*What is needed*. Restate the records in their entirety, word for word.

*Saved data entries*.
Start
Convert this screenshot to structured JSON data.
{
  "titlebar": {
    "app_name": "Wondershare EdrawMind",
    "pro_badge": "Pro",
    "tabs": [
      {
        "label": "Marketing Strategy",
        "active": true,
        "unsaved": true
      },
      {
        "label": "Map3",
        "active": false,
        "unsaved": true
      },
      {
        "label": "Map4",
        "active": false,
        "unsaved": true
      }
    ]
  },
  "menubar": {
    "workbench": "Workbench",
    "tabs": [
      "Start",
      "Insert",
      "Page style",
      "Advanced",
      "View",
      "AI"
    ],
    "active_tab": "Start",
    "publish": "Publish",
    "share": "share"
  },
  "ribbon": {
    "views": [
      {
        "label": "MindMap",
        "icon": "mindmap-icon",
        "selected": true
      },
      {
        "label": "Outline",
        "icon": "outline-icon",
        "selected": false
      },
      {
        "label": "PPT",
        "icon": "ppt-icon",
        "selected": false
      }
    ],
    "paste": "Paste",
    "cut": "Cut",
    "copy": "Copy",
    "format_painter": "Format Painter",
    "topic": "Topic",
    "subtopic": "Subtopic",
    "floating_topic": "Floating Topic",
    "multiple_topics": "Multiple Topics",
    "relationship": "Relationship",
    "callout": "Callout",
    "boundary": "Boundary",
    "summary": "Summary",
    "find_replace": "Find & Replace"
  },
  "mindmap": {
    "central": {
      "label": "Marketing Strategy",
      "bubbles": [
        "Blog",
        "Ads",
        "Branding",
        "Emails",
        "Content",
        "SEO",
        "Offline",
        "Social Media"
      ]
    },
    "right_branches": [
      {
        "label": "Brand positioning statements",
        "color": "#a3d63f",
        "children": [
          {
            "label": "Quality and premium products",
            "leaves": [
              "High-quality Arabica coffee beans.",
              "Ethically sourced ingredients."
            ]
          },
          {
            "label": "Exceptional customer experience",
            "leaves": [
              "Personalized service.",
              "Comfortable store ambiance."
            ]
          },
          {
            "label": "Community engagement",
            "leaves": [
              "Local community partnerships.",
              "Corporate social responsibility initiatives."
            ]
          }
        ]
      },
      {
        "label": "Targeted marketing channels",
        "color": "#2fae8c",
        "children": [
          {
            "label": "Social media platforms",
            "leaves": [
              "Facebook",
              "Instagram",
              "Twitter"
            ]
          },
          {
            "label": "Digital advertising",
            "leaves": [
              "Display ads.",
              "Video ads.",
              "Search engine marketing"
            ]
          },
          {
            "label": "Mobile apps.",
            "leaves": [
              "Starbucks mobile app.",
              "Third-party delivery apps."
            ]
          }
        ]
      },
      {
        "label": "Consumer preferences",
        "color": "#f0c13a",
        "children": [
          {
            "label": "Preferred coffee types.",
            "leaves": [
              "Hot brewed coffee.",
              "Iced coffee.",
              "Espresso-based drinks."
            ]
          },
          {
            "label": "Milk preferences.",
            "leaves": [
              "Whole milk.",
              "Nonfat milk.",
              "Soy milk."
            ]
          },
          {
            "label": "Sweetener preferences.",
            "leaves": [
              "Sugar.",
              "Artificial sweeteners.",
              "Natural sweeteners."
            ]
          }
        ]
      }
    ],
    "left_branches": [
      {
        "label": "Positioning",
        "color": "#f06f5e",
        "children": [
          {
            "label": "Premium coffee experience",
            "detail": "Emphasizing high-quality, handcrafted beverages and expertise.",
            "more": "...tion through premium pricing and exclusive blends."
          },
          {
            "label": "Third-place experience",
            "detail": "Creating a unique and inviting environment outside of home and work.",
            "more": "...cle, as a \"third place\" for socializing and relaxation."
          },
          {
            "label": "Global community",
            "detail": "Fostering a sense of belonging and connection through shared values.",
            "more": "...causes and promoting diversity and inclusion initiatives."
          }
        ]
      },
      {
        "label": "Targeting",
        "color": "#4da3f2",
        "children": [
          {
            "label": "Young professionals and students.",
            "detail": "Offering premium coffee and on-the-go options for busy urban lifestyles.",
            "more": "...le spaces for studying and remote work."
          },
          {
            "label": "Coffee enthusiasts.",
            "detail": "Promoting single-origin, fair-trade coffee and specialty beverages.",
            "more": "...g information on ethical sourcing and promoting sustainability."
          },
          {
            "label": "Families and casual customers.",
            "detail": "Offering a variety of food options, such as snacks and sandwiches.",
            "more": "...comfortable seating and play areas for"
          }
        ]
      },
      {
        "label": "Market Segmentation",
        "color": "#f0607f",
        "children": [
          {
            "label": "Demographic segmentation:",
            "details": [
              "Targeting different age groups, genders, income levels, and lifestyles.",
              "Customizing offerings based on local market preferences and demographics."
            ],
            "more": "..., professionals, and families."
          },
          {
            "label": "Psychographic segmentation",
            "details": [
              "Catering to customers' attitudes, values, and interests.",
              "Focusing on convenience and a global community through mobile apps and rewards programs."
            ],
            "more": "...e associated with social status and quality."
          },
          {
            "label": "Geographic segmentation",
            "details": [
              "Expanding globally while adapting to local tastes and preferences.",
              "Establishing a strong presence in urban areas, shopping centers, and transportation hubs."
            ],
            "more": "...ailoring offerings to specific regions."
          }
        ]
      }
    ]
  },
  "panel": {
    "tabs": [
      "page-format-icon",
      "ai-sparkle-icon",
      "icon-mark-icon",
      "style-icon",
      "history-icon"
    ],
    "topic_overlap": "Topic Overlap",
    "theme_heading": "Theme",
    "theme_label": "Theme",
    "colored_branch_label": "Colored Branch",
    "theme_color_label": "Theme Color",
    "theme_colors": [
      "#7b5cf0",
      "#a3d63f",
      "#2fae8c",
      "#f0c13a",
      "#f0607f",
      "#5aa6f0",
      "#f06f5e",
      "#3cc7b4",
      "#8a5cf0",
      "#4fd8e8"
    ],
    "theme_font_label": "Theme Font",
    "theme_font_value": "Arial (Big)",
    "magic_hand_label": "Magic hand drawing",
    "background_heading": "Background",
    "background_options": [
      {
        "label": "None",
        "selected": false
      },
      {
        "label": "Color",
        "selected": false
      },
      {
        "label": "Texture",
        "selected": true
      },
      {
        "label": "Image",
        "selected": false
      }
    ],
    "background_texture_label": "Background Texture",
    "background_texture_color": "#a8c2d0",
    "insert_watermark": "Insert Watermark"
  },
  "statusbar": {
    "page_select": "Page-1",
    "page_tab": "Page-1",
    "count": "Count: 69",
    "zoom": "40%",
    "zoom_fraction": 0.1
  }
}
End
*Answer for this exercise*.
Convert this screenshot to structured JSON data.
{
  "titlebar": {
    "app_name": "Wondershare EdrawMind",
    "pro_badge": "Pro",
    "tabs": [
      {
        "label": "Marketing Strategy",
        "active": true,
        "unsaved": true
      },
      {
        "label": "Map3",
        "active": false,
        "unsaved": true
      },
      {
        "label": "Map4",
        "active": false,
        "unsaved": true
      }
    ]
  },
  "menubar": {
    "workbench": "Workbench",
    "tabs": [
      "Start",
      "Insert",
      "Page style",
      "Advanced",
      "View",
      "AI"
    ],
    "active_tab": "Start",
    "publish": "Publish",
    "share": "share"
  },
  "ribbon": {
    "views": [
      {
        "label": "MindMap",
        "icon": "mindmap-icon",
        "selected": true
      },
      {
        "label": "Outline",
        "icon": "outline-icon",
        "selected": false
      },
      {
        "label": "PPT",
        "icon": "ppt-icon",
        "selected": false
      }
    ],
    "paste": "Paste",
    "cut": "Cut",
    "copy": "Copy",
    "format_painter": "Format Painter",
    "topic": "Topic",
    "subtopic": "Subtopic",
    "floating_topic": "Floating Topic",
    "multiple_topics": "Multiple Topics",
    "relationship": "Relationship",
    "callout": "Callout",
    "boundary": "Boundary",
    "summary": "Summary",
    "find_replace": "Find & Replace"
  },
  "mindmap": {
    "central": {
      "label": "Marketing Strategy",
      "bubbles": [
        "Blog",
        "Ads",
        "Branding",
        "Emails",
        "Content",
        "SEO",
        "Offline",
        "Social Media"
      ]
    },
    "right_branches": [
      {
        "label": "Brand positioning statements",
        "color": "#a3d63f",
        "children": [
          {
            "label": "Quality and premium products",
            "leaves": [
              "High-quality Arabica coffee beans.",
              "Ethically sourced ingredients."
            ]
          },
          {
            "label": "Exceptional customer experience",
            "leaves": [
              "Personalized service.",
              "Comfortable store ambiance."
            ]
          },
          {
            "label": "Community engagement",
            "leaves": [
              "Local community partnerships.",
              "Corporate social responsibility initiatives."
            ]
          }
        ]
      },
      {
        "label": "Targeted marketing channels",
        "color": "#2fae8c",
        "children": [
          {
            "label": "Social media platforms",
            "leaves": [
              "Facebook",
              "Instagram",
              "Twitter"
            ]
          },
          {
            "label": "Digital advertising",
            "leaves": [
              "Display ads.",
              "Video ads.",
              "Search engine marketing"
            ]
          },
          {
            "label": "Mobile apps.",
            "leaves": [
              "Starbucks mobile app.",
              "Third-party delivery apps."
            ]
          }
        ]
      },
      {
        "label": "Consumer preferences",
        "color": "#f0c13a",
        "children": [
          {
            "label": "Preferred coffee types.",
            "leaves": [
              "Hot brewed coffee.",
              "Iced coffee.",
              "Espresso-based drinks."
            ]
          },
          {
            "label": "Milk preferences.",
            "leaves": [
              "Whole milk.",
              "Nonfat milk.",
              "Soy milk."
            ]
          },
          {
            "label": "Sweetener preferences.",
            "leaves": [
              "Sugar.",
              "Artificial sweeteners.",
              "Natural sweeteners."
            ]
          }
        ]
      }
    ],
    "left_branches": [
      {
        "label": "Positioning",
        "color": "#f06f5e",
        "children": [
          {
            "label": "Premium coffee experience",
            "detail": "Emphasizing high-quality, handcrafted beverages and expertise.",
            "more": "...tion through premium pricing and exclusive blends."
          },
          {
            "label": "Third-place experience",
            "detail": "Creating a unique and inviting environment outside of home and work.",
            "more": "...cle, as a \"third place\" for socializing and relaxation."
          },
          {
            "label": "Global community",
            "detail": "Fostering a sense of belonging and connection through shared values.",
            "more": "...causes and promoting diversity and inclusion initiatives."
          }
        ]
      },
      {
        "label": "Targeting",
        "color": "#4da3f2",
        "children": [
          {
            "label": "Young professionals and students.",
            "detail": "Offering premium coffee and on-the-go options for busy urban lifestyles.",
            "more": "...le spaces for studying and remote work."
          },
          {
            "label": "Coffee enthusiasts.",
            "detail": "Promoting single-origin, fair-trade coffee and specialty beverages.",
            "more": "...g information on ethical sourcing and promoting sustainability."
          },
          {
            "label": "Families and casual customers.",
            "detail": "Offering a variety of food options, such as snacks and sandwiches.",
            "more": "...comfortable seating and play areas for"
          }
        ]
      },
      {
        "label": "Market Segmentation",
        "color": "#f0607f",
        "children": [
          {
            "label": "Demographic segmentation:",
            "details": [
              "Targeting different age groups, genders, income levels, and lifestyles.",
              "Customizing offerings based on local market preferences and demographics."
            ],
            "more": "..., professionals, and families."
          },
          {
            "label": "Psychographic segmentation",
            "details": [
              "Catering to customers' attitudes, values, and interests.",
              "Focusing on convenience and a global community through mobile apps and rewards programs."
            ],
            "more": "...e associated with social status and quality."
          },
          {
            "label": "Geographic segmentation",
            "details": [
              "Expanding globally while adapting to local tastes and preferences.",
              "Establishing a strong presence in urban areas, shopping centers, and transportation hubs."
            ],
            "more": "...ailoring offerings to specific regions."
          }
        ]
      }
    ]
  },
  "panel": {
    "tabs": [
      "page-format-icon",
      "ai-sparkle-icon",
      "icon-mark-icon",
      "style-icon",
      "history-icon"
    ],
    "topic_overlap": "Topic Overlap",
    "theme_heading": "Theme",
    "theme_label": "Theme",
    "colored_branch_label": "Colored Branch",
    "theme_color_label": "Theme Color",
    "theme_colors": [
      "#7b5cf0",
      "#a3d63f",
      "#2fae8c",
      "#f0c13a",
      "#f0607f",
      "#5aa6f0",
      "#f06f5e",
      "#3cc7b4",
      "#8a5cf0",
      "#4fd8e8"
    ],
    "theme_font_label": "Theme Font",
    "theme_font_value": "Arial (Big)",
    "magic_hand_label": "Magic hand drawing",
    "background_heading": "Background",
    "background_options": [
      {
        "label": "None",
        "selected": false
      },
      {
        "label": "Color",
        "selected": false
      },
      {
        "label": "Texture",
        "selected": true
      },
      {
        "label": "Image",
        "selected": false
      }
    ],
    "background_texture_label": "Background Texture",
    "background_texture_color": "#a8c2d0",
    "insert_watermark": "Insert Watermark"
  },
  "statusbar": {
    "page_select": "Page-1",
    "page_tab": "Page-1",
    "count": "Count: 69",
    "zoom": "40%",
    "zoom_fraction": 0.1
  }
}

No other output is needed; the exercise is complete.